WHAT TO WORK ON:
Answer these questions from the biography of Aehsun Talish:
1. He received a Lux Style Award nomination for Best Director for directing which comedy series?
2. At which college was he an aeronautical engineering cadet?
3. What was the name of the production company he established in 1998?

READING PASSAGE:
::::
- Born: Ahson Agha Ali Abbas 10 July 1965 (age 60) Lahore, Punjab, Pakistan
- Occupations: Actor, director, producer
- Years active: 1985–present
- Children: Raza Talish
- Parent(s): Nasreen Shamsa(mother) Agha Talish (father)

= Aehsun Talish =

Pakistani TV director

Aehsun Talish is a Pakistani television director, producer, and actor. He has worked in many successful television dramas. Ahson has directing a number of hit television serials, such as Deewana (2016), Alif Allah Aur Insaan (2017), Daldal (2017), Tabeer (2018), Suno Chanda (2018), Suno Chanda 2 (2019), and Yeh Dil Mera (2019). For directing the comedy series Suno Chanda, he received a nomination for the Lux Style Award for Best Director.

==Early life and education==
Talish was born on 10 July 1965, in Karachi, Sindh, to Agha Ali Abbas Qizilbash, a character actor popularly known as known as Agha Talish, and Umrao Jaan, a homemaker. He is married to Tasniem Talish, with whom he has a son, actor Raza Talish.

Ahson was an aeronautical engineering cadet in PAF College Sargodha. Later leaving the air force he started his career in 1985 as an actor and started as a director after the death of his father, by establishing a production company in his father's name, Agha Talish Productions, in 1998.
::::
EXTRACTED INFORMATION:
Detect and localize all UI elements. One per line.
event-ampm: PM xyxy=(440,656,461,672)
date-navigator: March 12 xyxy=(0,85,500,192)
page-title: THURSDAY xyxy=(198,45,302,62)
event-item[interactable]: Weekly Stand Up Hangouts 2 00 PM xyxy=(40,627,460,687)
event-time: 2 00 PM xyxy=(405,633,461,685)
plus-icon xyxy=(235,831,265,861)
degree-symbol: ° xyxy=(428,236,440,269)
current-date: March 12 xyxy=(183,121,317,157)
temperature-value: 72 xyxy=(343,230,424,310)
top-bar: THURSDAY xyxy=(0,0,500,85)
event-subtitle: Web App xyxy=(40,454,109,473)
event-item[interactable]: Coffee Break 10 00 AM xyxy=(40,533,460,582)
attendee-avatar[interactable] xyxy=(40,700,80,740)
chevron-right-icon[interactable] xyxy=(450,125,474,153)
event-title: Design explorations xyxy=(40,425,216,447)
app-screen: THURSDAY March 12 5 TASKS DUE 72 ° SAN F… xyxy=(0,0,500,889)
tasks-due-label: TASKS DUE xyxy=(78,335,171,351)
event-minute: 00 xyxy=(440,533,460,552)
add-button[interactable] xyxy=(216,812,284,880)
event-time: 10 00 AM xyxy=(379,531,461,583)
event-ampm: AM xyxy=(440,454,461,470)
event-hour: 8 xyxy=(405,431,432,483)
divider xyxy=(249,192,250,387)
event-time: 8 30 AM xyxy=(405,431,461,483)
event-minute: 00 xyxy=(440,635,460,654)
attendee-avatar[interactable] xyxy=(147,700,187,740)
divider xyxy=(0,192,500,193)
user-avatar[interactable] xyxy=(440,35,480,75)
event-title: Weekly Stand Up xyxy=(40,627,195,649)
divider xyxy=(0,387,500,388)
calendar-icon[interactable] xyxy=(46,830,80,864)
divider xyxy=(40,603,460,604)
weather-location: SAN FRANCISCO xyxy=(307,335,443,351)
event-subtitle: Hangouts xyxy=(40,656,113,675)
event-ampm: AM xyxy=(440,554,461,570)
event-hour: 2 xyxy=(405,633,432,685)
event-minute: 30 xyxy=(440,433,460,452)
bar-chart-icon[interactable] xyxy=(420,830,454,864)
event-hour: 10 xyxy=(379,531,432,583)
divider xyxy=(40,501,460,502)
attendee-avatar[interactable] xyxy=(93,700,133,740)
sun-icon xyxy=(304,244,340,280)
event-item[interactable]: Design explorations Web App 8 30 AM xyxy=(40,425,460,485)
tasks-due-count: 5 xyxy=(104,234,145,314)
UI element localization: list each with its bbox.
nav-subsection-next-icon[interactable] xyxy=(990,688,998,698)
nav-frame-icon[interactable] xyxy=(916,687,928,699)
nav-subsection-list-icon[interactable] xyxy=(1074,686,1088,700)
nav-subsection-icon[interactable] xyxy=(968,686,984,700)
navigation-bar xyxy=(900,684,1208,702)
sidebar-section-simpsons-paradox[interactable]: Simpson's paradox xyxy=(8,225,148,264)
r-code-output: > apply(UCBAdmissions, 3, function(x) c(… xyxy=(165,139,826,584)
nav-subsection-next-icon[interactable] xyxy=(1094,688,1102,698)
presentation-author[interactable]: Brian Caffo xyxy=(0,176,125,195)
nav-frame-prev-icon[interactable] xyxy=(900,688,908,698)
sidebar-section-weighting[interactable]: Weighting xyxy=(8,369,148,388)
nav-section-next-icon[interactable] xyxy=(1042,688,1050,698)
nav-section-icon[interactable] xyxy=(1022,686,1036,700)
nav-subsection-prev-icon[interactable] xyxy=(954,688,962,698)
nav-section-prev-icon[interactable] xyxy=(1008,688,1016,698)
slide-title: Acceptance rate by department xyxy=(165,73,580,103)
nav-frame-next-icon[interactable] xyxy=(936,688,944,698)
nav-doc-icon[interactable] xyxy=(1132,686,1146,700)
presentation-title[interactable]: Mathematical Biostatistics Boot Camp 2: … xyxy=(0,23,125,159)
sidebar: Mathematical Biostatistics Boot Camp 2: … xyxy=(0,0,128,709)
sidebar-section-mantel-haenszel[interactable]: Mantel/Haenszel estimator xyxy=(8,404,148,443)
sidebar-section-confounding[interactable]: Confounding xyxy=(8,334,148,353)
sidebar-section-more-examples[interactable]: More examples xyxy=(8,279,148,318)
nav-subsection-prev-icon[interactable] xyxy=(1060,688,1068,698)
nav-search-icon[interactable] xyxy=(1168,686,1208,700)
::::
RESULT FOR THIS TASK:
1. Suno Chanda
2. PAF College Sargodha
3. Agha Talish Productions